*DIRECTIVE*: Find how many lines contain "style" and state only that number.

[BEGIN DATASET RECORDS]

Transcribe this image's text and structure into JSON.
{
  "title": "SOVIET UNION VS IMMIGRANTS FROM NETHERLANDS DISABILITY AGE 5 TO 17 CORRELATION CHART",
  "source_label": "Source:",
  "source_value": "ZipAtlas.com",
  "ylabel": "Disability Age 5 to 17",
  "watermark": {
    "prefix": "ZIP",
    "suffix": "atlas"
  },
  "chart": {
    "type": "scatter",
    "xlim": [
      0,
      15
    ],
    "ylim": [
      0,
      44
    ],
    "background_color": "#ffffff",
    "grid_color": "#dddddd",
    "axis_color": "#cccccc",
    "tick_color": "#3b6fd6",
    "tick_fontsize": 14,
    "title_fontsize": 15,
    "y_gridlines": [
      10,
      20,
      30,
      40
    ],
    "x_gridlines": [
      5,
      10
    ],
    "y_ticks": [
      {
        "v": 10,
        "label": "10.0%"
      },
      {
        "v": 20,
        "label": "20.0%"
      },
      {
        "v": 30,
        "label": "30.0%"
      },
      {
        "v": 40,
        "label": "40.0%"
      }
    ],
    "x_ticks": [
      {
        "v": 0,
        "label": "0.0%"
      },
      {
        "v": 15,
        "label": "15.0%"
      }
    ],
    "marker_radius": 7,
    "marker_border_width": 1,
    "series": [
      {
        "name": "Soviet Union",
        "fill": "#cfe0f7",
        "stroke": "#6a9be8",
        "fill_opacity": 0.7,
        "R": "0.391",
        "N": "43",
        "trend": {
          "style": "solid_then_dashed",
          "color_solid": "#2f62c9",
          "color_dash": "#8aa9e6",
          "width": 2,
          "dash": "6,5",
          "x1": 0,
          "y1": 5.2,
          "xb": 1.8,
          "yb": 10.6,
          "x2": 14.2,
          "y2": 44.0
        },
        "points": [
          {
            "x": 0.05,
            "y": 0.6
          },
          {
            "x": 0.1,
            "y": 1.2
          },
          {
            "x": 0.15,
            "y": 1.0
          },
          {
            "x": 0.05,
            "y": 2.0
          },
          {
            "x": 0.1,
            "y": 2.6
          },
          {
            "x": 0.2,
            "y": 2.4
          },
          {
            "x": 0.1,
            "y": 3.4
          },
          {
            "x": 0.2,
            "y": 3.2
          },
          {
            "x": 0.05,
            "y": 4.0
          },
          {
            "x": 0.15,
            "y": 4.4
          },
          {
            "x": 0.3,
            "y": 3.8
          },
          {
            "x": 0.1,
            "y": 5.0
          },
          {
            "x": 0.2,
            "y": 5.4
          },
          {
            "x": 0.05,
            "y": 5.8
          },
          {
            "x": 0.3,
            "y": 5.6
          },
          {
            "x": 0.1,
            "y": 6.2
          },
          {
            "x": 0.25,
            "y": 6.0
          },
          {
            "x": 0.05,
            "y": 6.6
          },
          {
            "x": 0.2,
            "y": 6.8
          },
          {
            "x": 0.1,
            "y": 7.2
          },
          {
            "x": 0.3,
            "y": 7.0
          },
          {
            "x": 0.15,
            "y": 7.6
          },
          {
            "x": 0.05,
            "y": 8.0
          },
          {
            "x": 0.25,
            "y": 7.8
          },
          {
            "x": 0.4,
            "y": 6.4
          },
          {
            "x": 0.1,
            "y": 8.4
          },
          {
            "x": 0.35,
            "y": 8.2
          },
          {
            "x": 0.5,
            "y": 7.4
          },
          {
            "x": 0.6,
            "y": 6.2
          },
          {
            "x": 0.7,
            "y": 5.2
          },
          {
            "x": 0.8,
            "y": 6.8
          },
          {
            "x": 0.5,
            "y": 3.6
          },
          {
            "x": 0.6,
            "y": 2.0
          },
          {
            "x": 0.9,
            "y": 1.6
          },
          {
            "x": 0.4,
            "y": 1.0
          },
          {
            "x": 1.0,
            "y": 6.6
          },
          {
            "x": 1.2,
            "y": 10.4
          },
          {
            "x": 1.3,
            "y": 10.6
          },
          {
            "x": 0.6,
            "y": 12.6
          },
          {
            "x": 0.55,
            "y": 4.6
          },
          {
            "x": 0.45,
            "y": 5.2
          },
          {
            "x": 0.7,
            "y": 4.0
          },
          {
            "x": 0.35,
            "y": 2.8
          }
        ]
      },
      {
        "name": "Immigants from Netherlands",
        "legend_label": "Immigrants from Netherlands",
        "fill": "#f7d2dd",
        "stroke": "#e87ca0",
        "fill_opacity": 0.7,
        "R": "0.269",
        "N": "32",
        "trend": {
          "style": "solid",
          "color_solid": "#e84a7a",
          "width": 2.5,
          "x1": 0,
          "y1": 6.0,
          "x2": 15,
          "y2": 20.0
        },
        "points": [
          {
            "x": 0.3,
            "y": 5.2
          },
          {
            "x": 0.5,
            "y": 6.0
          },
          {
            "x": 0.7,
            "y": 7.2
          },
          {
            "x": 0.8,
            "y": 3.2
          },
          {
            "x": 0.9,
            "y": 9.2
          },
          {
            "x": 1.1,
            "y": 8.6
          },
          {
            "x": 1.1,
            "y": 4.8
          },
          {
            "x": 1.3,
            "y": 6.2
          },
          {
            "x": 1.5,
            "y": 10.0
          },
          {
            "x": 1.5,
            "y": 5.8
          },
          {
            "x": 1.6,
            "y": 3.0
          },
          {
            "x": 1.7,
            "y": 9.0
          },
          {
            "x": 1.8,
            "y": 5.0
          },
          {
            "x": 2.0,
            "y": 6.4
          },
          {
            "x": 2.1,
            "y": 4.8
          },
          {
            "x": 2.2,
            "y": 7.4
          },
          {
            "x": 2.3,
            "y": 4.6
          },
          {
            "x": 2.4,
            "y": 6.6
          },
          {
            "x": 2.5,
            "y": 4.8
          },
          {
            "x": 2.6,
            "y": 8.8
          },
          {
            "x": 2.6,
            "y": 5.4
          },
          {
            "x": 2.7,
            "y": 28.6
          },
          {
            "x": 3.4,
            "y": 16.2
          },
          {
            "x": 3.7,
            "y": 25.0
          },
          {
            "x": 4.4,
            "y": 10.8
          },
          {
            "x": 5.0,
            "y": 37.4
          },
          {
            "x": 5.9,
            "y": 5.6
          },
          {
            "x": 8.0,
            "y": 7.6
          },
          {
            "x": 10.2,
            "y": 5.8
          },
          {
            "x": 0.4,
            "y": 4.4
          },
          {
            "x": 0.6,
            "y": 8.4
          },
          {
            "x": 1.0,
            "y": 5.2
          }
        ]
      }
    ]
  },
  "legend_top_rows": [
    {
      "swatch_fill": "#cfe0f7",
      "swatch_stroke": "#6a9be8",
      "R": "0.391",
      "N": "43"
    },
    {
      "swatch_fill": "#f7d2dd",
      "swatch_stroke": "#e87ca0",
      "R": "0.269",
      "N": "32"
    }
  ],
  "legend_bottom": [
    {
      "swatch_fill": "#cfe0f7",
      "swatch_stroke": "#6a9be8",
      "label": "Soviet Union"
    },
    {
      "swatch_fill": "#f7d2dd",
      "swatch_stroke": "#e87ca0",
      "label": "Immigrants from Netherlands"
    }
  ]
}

[END DATASET RECORDS]
[BEGIN DATASET RECORDS]

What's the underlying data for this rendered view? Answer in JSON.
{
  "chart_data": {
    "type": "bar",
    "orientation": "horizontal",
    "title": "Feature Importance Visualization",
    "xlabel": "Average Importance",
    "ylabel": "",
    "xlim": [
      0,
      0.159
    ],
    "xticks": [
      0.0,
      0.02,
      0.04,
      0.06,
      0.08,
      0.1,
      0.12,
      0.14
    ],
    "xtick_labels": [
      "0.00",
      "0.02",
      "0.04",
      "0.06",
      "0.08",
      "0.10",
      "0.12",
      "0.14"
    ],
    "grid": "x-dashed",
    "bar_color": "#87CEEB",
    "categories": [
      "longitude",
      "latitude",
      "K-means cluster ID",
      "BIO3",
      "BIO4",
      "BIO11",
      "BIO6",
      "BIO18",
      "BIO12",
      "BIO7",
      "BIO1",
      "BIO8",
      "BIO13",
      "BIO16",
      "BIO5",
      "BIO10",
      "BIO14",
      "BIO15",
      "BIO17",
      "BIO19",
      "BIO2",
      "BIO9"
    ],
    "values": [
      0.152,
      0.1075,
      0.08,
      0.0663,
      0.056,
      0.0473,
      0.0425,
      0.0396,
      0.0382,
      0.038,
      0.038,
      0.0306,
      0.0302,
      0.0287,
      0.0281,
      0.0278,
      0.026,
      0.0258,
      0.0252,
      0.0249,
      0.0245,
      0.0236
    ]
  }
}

[END DATASET RECORDS]
[BEGIN DATASET RECORDS]

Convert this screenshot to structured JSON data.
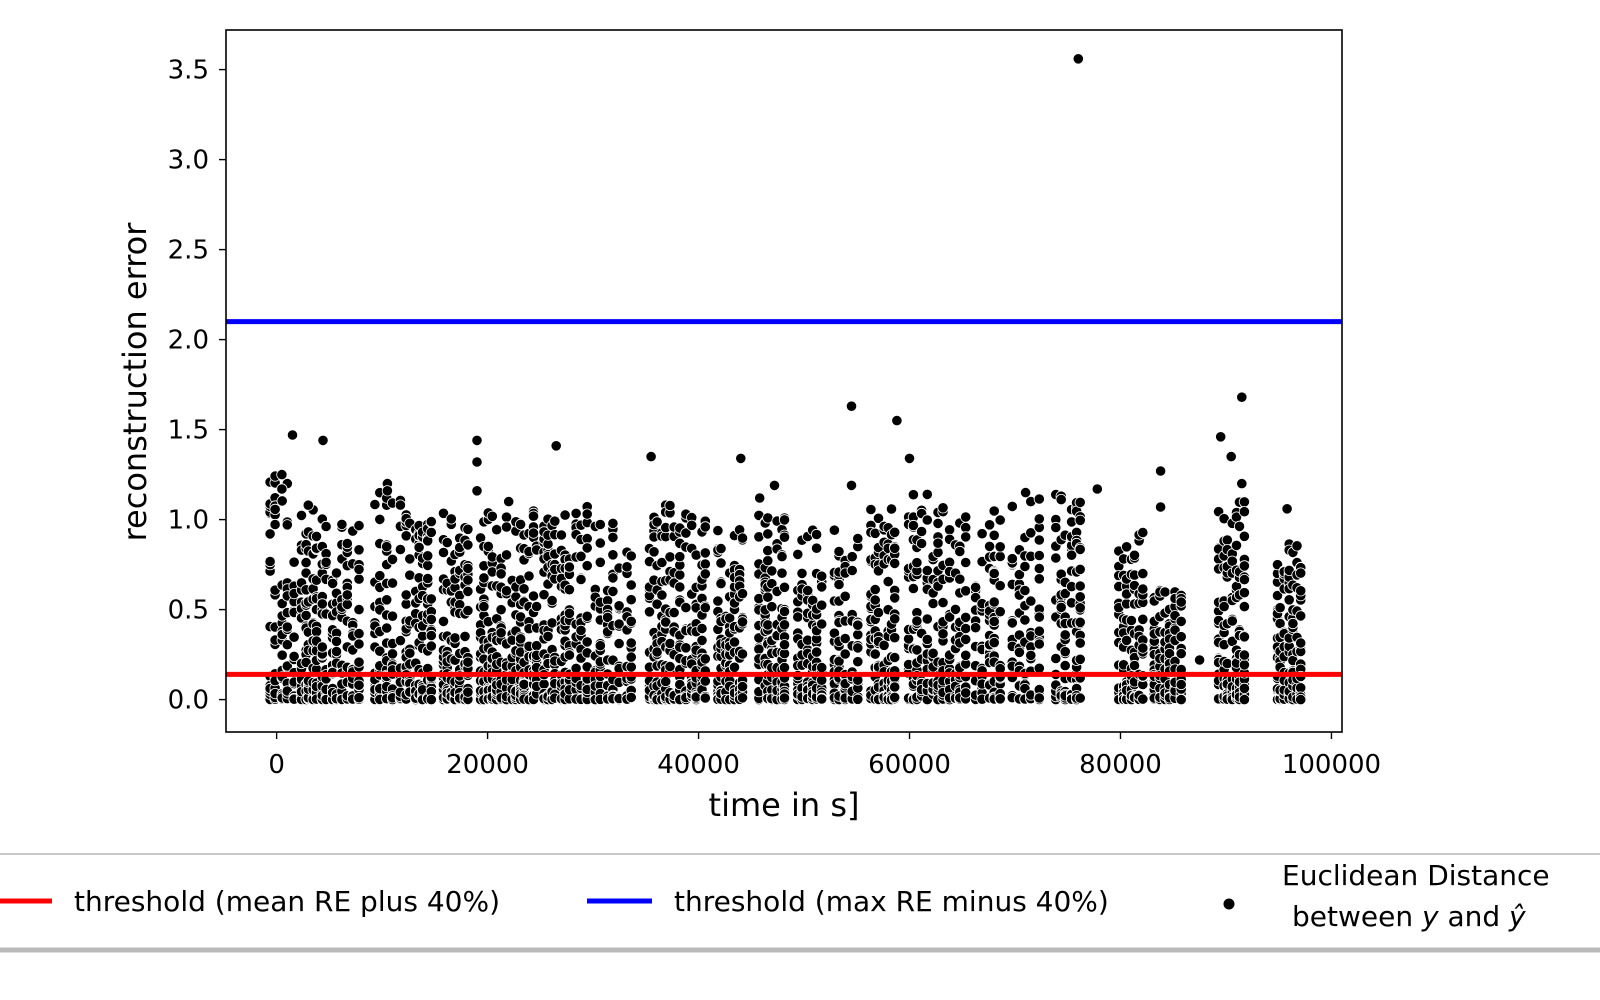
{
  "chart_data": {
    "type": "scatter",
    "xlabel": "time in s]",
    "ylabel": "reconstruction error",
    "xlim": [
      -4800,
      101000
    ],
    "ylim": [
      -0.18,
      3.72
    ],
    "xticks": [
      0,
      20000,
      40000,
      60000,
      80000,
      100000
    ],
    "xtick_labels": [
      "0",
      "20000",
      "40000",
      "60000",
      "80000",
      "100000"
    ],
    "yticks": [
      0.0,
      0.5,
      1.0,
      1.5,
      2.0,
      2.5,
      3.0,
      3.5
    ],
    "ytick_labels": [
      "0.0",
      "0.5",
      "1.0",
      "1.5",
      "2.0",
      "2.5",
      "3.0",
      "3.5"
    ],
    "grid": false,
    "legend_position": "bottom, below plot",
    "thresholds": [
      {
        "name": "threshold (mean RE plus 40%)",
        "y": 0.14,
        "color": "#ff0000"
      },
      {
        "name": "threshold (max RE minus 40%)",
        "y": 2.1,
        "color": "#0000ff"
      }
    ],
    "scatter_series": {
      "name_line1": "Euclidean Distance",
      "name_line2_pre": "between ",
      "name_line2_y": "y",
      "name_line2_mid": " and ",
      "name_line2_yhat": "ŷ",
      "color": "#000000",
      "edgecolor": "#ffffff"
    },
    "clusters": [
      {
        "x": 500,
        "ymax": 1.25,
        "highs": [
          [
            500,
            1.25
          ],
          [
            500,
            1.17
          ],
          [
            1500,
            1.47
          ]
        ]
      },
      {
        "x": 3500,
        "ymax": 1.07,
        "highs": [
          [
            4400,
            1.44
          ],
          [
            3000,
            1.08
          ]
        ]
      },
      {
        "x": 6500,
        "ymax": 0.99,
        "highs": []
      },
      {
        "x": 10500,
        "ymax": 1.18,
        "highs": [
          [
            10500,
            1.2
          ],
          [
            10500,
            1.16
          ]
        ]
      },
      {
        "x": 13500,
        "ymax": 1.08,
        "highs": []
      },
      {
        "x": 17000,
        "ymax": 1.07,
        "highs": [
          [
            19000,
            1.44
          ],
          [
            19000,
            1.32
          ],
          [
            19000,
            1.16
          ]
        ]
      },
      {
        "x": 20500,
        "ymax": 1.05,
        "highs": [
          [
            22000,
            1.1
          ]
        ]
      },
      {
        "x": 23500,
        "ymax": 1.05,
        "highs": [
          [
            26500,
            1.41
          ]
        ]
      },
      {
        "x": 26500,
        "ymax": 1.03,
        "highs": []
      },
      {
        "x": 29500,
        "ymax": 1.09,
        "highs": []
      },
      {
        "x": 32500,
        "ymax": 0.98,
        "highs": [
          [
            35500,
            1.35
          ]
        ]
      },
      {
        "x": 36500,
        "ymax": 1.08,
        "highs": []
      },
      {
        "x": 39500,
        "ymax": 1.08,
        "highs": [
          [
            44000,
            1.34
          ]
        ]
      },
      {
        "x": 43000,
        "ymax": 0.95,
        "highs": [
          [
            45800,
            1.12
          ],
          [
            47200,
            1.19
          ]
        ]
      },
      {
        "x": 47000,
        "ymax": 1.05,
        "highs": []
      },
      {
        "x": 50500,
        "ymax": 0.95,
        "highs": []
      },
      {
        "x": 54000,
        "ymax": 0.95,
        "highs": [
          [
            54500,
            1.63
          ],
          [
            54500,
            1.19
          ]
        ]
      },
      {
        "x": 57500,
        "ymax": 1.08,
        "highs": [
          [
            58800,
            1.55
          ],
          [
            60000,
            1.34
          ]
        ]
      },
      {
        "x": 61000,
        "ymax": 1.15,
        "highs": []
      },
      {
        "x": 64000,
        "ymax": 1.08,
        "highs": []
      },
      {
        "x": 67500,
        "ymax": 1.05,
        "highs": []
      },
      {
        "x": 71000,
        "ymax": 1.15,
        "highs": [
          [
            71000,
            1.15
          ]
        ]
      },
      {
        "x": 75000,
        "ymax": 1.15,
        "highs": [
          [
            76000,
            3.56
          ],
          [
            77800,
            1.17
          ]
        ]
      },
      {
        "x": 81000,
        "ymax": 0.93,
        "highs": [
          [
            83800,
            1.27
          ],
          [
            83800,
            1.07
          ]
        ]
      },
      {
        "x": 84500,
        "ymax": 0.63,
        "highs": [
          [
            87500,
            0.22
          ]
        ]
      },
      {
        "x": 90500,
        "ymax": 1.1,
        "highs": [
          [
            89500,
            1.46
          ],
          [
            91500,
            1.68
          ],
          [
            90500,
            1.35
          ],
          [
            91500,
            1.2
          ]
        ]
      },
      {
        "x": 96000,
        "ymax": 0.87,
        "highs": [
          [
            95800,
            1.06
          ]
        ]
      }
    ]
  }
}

[END DATASET RECORDS]

*OUTPUT OF THE TASK*: 2